[Structured figure records]
* * * * * * * * *
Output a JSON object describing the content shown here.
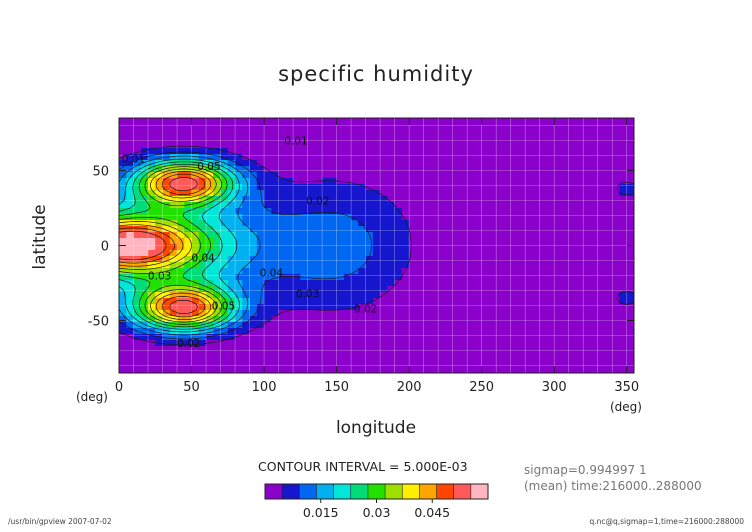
{
  "chart_data": {
    "type": "heatmap",
    "title": "specific humidity",
    "xlabel": "longitude",
    "ylabel": "latitude",
    "x_unit_left": "(deg)",
    "x_unit_right": "(deg)",
    "xlim": [
      0,
      355
    ],
    "ylim": [
      -85,
      85
    ],
    "x_ticks": [
      0,
      50,
      100,
      150,
      200,
      250,
      300,
      350
    ],
    "y_ticks": [
      50,
      0,
      -50
    ],
    "grid": true,
    "contour_interval_label": "CONTOUR INTERVAL = 5.000E-03",
    "contour_levels": [
      0,
      0.005,
      0.01,
      0.015,
      0.02,
      0.025,
      0.03,
      0.035,
      0.04,
      0.045,
      0.05,
      0.055
    ],
    "colorbar_ticks": [
      "0.015",
      "0.03",
      "0.045"
    ],
    "contour_labels": [
      {
        "text": "0.01",
        "lon": 10,
        "lat": 58
      },
      {
        "text": "0.05",
        "lon": 62,
        "lat": 53
      },
      {
        "text": "0.01",
        "lon": 122,
        "lat": 70
      },
      {
        "text": "0.02",
        "lon": 137,
        "lat": 30
      },
      {
        "text": "0.04",
        "lon": 58,
        "lat": -8
      },
      {
        "text": "0.03",
        "lon": 28,
        "lat": -20
      },
      {
        "text": "0.04",
        "lon": 105,
        "lat": -18
      },
      {
        "text": "0.03",
        "lon": 130,
        "lat": -32
      },
      {
        "text": "0.05",
        "lon": 72,
        "lat": -40
      },
      {
        "text": "0.02",
        "lon": 170,
        "lat": -42
      },
      {
        "text": "0.02",
        "lon": 48,
        "lat": -65
      }
    ],
    "colors": {
      "background": "#8b00cb",
      "levels": [
        "#8b00cb",
        "#1616cf",
        "#0067f3",
        "#00b0f0",
        "#00e6d8",
        "#00dc7a",
        "#22e000",
        "#9de000",
        "#fff000",
        "#ffa500",
        "#ff4500",
        "#ff5a5a",
        "#ffb6c1"
      ]
    }
  },
  "info": {
    "sigmap": "sigmap=0.994997 1",
    "mean_time": "(mean) time:216000..288000"
  },
  "footer": {
    "left": "/usr/bin/gpview  2007-07-02",
    "right": "q.nc@q,sigmap=1,time=216000:288000"
  }
}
* * * * * * * * *
GOAL:
Each line in the data that holds the string "time" should be found and copied.

SOLUTION FOR THIS TASK:
    "mean_time": "(mean) time:216000..288000"
    "right": "q.nc@q,sigmap=1,time=216000:288000"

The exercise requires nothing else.